What you will do:
Repeat the listing word for word. No pictures belong in the copy.

Extracted data:
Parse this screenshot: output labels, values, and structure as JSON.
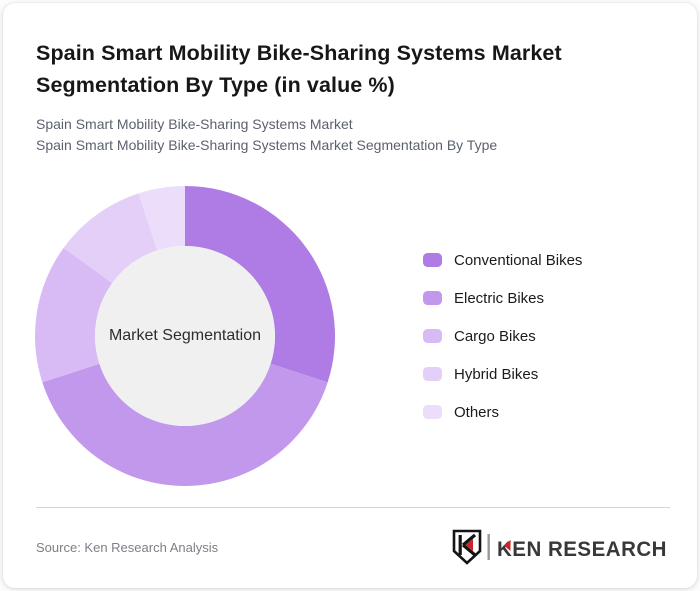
{
  "header": {
    "title_line1": "Spain Smart Mobility Bike-Sharing Systems Market",
    "title_line2": "Segmentation By Type (in value %)",
    "subtitle_line1": "Spain Smart Mobility Bike-Sharing Systems Market",
    "subtitle_line2": "Spain Smart Mobility Bike-Sharing Systems Market Segmentation By Type"
  },
  "chart_data": {
    "type": "pie",
    "variant": "donut",
    "title": "Spain Smart Mobility Bike-Sharing Systems Market Segmentation By Type (in value %)",
    "center_label": "Market Segmentation",
    "unit": "%",
    "categories": [
      "Conventional Bikes",
      "Electric Bikes",
      "Cargo Bikes",
      "Hybrid Bikes",
      "Others"
    ],
    "values": [
      30,
      40,
      15,
      10,
      5
    ],
    "colors": [
      "#ae7ce4",
      "#c298ec",
      "#d8baf4",
      "#e3cff8",
      "#ecdefb"
    ],
    "start_angle_deg": 0,
    "direction": "clockwise",
    "legend_position": "right",
    "inner_radius_ratio": 0.6,
    "center_fill": "#f0f0f0"
  },
  "footer": {
    "source": "Source: Ken Research Analysis",
    "logo_text": "KEN RESEARCH",
    "logo_red": "#c8242a",
    "logo_dark": "#38383b"
  }
}
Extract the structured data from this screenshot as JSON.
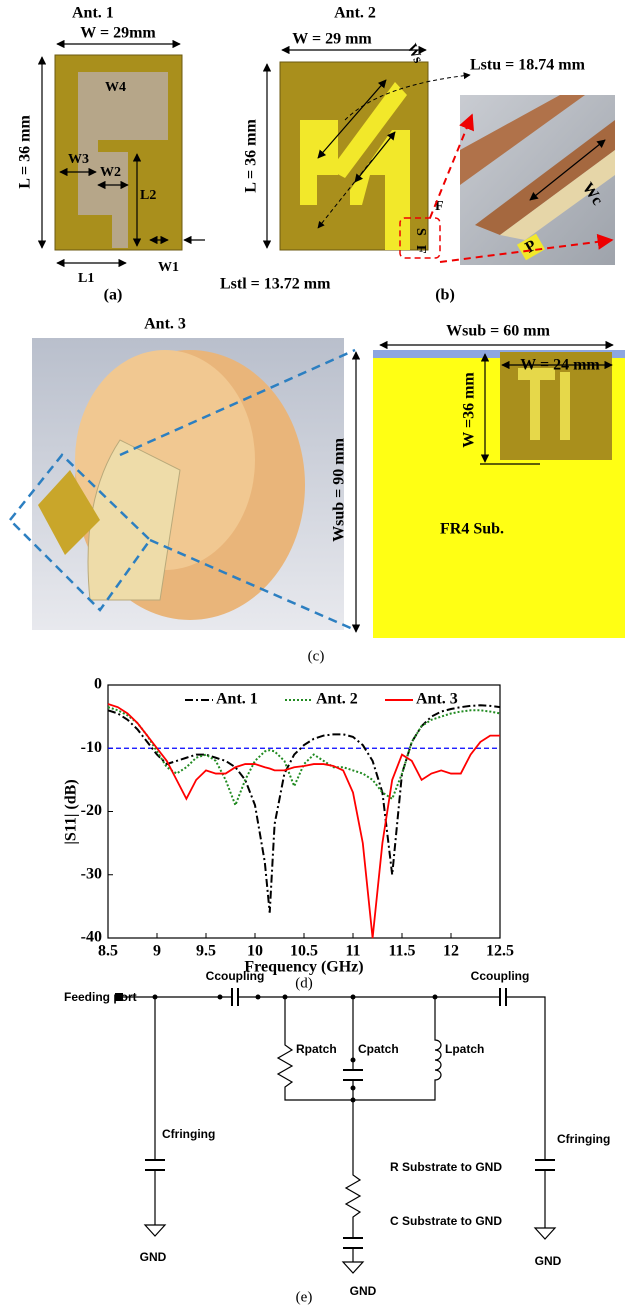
{
  "panel_a": {
    "title": "Ant. 1",
    "width": "W = 29mm",
    "length": "L = 36 mm",
    "w4": "W4",
    "w3": "W3",
    "w2": "W2",
    "l2": "L2",
    "l1": "L1",
    "w1": "W1",
    "caption": "(a)"
  },
  "panel_b": {
    "title": "Ant. 2",
    "width": "W = 29 mm",
    "length": "L = 36 mm",
    "ws": "Ws",
    "lstu": "Lstu = 18.74 mm",
    "lstl": "Lstl = 13.72 mm",
    "f_top": "F",
    "s": "S",
    "f_side": "F",
    "wc": "Wc",
    "p": "P",
    "caption": "(b)"
  },
  "panel_c": {
    "title": "Ant. 3",
    "wsub_width": "Wsub = 60 mm",
    "w": "W = 24 mm",
    "w_length": "W =36 mm",
    "wsub_length": "Wsub = 90 mm",
    "substrate": "FR4 Sub.",
    "caption": "(c)"
  },
  "chart_data": {
    "type": "line",
    "xlabel": "Frequency (GHz)",
    "ylabel": "|S11| (dB)",
    "caption": "(d)",
    "x": [
      8.5,
      8.6,
      8.7,
      8.8,
      8.9,
      9.0,
      9.1,
      9.2,
      9.3,
      9.4,
      9.5,
      9.6,
      9.7,
      9.8,
      9.9,
      10.0,
      10.1,
      10.15,
      10.2,
      10.3,
      10.4,
      10.5,
      10.6,
      10.7,
      10.8,
      10.9,
      11.0,
      11.1,
      11.2,
      11.3,
      11.4,
      11.5,
      11.6,
      11.7,
      11.8,
      11.9,
      12.0,
      12.1,
      12.2,
      12.3,
      12.4,
      12.5
    ],
    "series": [
      {
        "name": "Ant. 1",
        "color": "#000000",
        "line_style": "dashdot",
        "values": [
          -4,
          -4.5,
          -5.5,
          -7,
          -9,
          -11,
          -12.5,
          -12,
          -11.5,
          -11,
          -11,
          -11.5,
          -12,
          -13,
          -15,
          -19,
          -28,
          -36,
          -22,
          -14,
          -11,
          -9.5,
          -8.5,
          -8,
          -7.8,
          -7.8,
          -8.2,
          -9.5,
          -12,
          -17,
          -30,
          -14,
          -9,
          -6.5,
          -5,
          -4.2,
          -3.8,
          -3.5,
          -3.3,
          -3.2,
          -3.3,
          -3.5
        ]
      },
      {
        "name": "Ant. 2",
        "color": "#228b22",
        "line_style": "dotted",
        "values": [
          -3.5,
          -4,
          -4.8,
          -6,
          -8,
          -10.5,
          -13,
          -14,
          -13,
          -11.5,
          -11,
          -12,
          -15,
          -19,
          -15,
          -12,
          -10.5,
          -10.3,
          -10.5,
          -12,
          -16,
          -12.5,
          -11,
          -12,
          -13,
          -13,
          -13.5,
          -14,
          -15,
          -17,
          -18,
          -14,
          -9,
          -6.5,
          -5.5,
          -5,
          -4.5,
          -4.2,
          -4,
          -4,
          -4.2,
          -4.5
        ]
      },
      {
        "name": "Ant. 3",
        "color": "#ff0000",
        "line_style": "solid",
        "values": [
          -3,
          -3.5,
          -4.5,
          -6,
          -8,
          -10,
          -12,
          -15,
          -18,
          -15,
          -13.5,
          -14,
          -14,
          -13,
          -12.5,
          -12.5,
          -13,
          -13.2,
          -13.5,
          -13.5,
          -13,
          -12.8,
          -12.5,
          -12.5,
          -12.8,
          -13.5,
          -17,
          -25,
          -40,
          -25,
          -15,
          -11,
          -12,
          -15,
          -14,
          -13.5,
          -14,
          -14,
          -11,
          -9,
          -8,
          -8
        ]
      }
    ],
    "reference_line": {
      "value": -10,
      "color": "#0000ff"
    },
    "xlim": [
      8.5,
      12.5
    ],
    "xticks": [
      8.5,
      9,
      9.5,
      10,
      10.5,
      11,
      11.5,
      12,
      12.5
    ],
    "ylim": [
      -40,
      0
    ],
    "yticks": [
      0,
      -10,
      -20,
      -30,
      -40
    ]
  },
  "panel_e": {
    "feeding_port": "Feeding port",
    "ccoupling_left": "Ccoupling",
    "ccoupling_right": "Ccoupling",
    "rpatch": "Rpatch",
    "cpatch": "Cpatch",
    "lpatch": "Lpatch",
    "cfringing_left": "Cfringing",
    "cfringing_right": "Cfringing",
    "r_substrate": "R Substrate to GND",
    "c_substrate": "C Substrate to GND",
    "gnd_left": "GND",
    "gnd_center": "GND",
    "gnd_right": "GND",
    "caption": "(e)"
  }
}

Task result:
Parse this screenshot: output labels, values, and structure as JSON.
{
  "header": {
    "title_line1": "Spain Smart Mobility Bike-Sharing Systems Market",
    "title_line2": "Segmentation By Type (in value %)",
    "subtitle_line1": "Spain Smart Mobility Bike-Sharing Systems Market",
    "subtitle_line2": "Spain Smart Mobility Bike-Sharing Systems Market Segmentation By Type"
  },
  "chart_data": {
    "type": "pie",
    "variant": "donut",
    "title": "Spain Smart Mobility Bike-Sharing Systems Market Segmentation By Type (in value %)",
    "center_label": "Market Segmentation",
    "unit": "%",
    "categories": [
      "Conventional Bikes",
      "Electric Bikes",
      "Cargo Bikes",
      "Hybrid Bikes",
      "Others"
    ],
    "values": [
      30,
      40,
      15,
      10,
      5
    ],
    "colors": [
      "#ae7ce4",
      "#c298ec",
      "#d8baf4",
      "#e3cff8",
      "#ecdefb"
    ],
    "start_angle_deg": 0,
    "direction": "clockwise",
    "legend_position": "right",
    "inner_radius_ratio": 0.6,
    "center_fill": "#f0f0f0"
  },
  "footer": {
    "source": "Source: Ken Research Analysis",
    "logo_text": "KEN RESEARCH",
    "logo_red": "#c8242a",
    "logo_dark": "#38383b"
  }
}
Extract the structured data from this screenshot as JSON.
{
  "panel_a": {
    "title": "Ant. 1",
    "width": "W = 29mm",
    "length": "L = 36 mm",
    "w4": "W4",
    "w3": "W3",
    "w2": "W2",
    "l2": "L2",
    "l1": "L1",
    "w1": "W1",
    "caption": "(a)"
  },
  "panel_b": {
    "title": "Ant. 2",
    "width": "W = 29 mm",
    "length": "L = 36 mm",
    "ws": "Ws",
    "lstu": "Lstu = 18.74 mm",
    "lstl": "Lstl = 13.72 mm",
    "f_top": "F",
    "s": "S",
    "f_side": "F",
    "wc": "Wc",
    "p": "P",
    "caption": "(b)"
  },
  "panel_c": {
    "title": "Ant. 3",
    "wsub_width": "Wsub = 60 mm",
    "w": "W = 24 mm",
    "w_length": "W =36 mm",
    "wsub_length": "Wsub = 90 mm",
    "substrate": "FR4 Sub.",
    "caption": "(c)"
  },
  "chart_data": {
    "type": "line",
    "xlabel": "Frequency (GHz)",
    "ylabel": "|S11| (dB)",
    "caption": "(d)",
    "x": [
      8.5,
      8.6,
      8.7,
      8.8,
      8.9,
      9.0,
      9.1,
      9.2,
      9.3,
      9.4,
      9.5,
      9.6,
      9.7,
      9.8,
      9.9,
      10.0,
      10.1,
      10.15,
      10.2,
      10.3,
      10.4,
      10.5,
      10.6,
      10.7,
      10.8,
      10.9,
      11.0,
      11.1,
      11.2,
      11.3,
      11.4,
      11.5,
      11.6,
      11.7,
      11.8,
      11.9,
      12.0,
      12.1,
      12.2,
      12.3,
      12.4,
      12.5
    ],
    "series": [
      {
        "name": "Ant. 1",
        "color": "#000000",
        "line_style": "dashdot",
        "values": [
          -4,
          -4.5,
          -5.5,
          -7,
          -9,
          -11,
          -12.5,
          -12,
          -11.5,
          -11,
          -11,
          -11.5,
          -12,
          -13,
          -15,
          -19,
          -28,
          -36,
          -22,
          -14,
          -11,
          -9.5,
          -8.5,
          -8,
          -7.8,
          -7.8,
          -8.2,
          -9.5,
          -12,
          -17,
          -30,
          -14,
          -9,
          -6.5,
          -5,
          -4.2,
          -3.8,
          -3.5,
          -3.3,
          -3.2,
          -3.3,
          -3.5
        ]
      },
      {
        "name": "Ant. 2",
        "color": "#228b22",
        "line_style": "dotted",
        "values": [
          -3.5,
          -4,
          -4.8,
          -6,
          -8,
          -10.5,
          -13,
          -14,
          -13,
          -11.5,
          -11,
          -12,
          -15,
          -19,
          -15,
          -12,
          -10.5,
          -10.3,
          -10.5,
          -12,
          -16,
          -12.5,
          -11,
          -12,
          -13,
          -13,
          -13.5,
          -14,
          -15,
          -17,
          -18,
          -14,
          -9,
          -6.5,
          -5.5,
          -5,
          -4.5,
          -4.2,
          -4,
          -4,
          -4.2,
          -4.5
        ]
      },
      {
        "name": "Ant. 3",
        "color": "#ff0000",
        "line_style": "solid",
        "values": [
          -3,
          -3.5,
          -4.5,
          -6,
          -8,
          -10,
          -12,
          -15,
          -18,
          -15,
          -13.5,
          -14,
          -14,
          -13,
          -12.5,
          -12.5,
          -13,
          -13.2,
          -13.5,
          -13.5,
          -13,
          -12.8,
          -12.5,
          -12.5,
          -12.8,
          -13.5,
          -17,
          -25,
          -40,
          -25,
          -15,
          -11,
          -12,
          -15,
          -14,
          -13.5,
          -14,
          -14,
          -11,
          -9,
          -8,
          -8
        ]
      }
    ],
    "reference_line": {
      "value": -10,
      "color": "#0000ff"
    },
    "xlim": [
      8.5,
      12.5
    ],
    "xticks": [
      8.5,
      9,
      9.5,
      10,
      10.5,
      11,
      11.5,
      12,
      12.5
    ],
    "ylim": [
      -40,
      0
    ],
    "yticks": [
      0,
      -10,
      -20,
      -30,
      -40
    ]
  },
  "panel_e": {
    "feeding_port": "Feeding port",
    "ccoupling_left": "Ccoupling",
    "ccoupling_right": "Ccoupling",
    "rpatch": "Rpatch",
    "cpatch": "Cpatch",
    "lpatch": "Lpatch",
    "cfringing_left": "Cfringing",
    "cfringing_right": "Cfringing",
    "r_substrate": "R Substrate to GND",
    "c_substrate": "C Substrate to GND",
    "gnd_left": "GND",
    "gnd_center": "GND",
    "gnd_right": "GND",
    "caption": "(e)"
  }
}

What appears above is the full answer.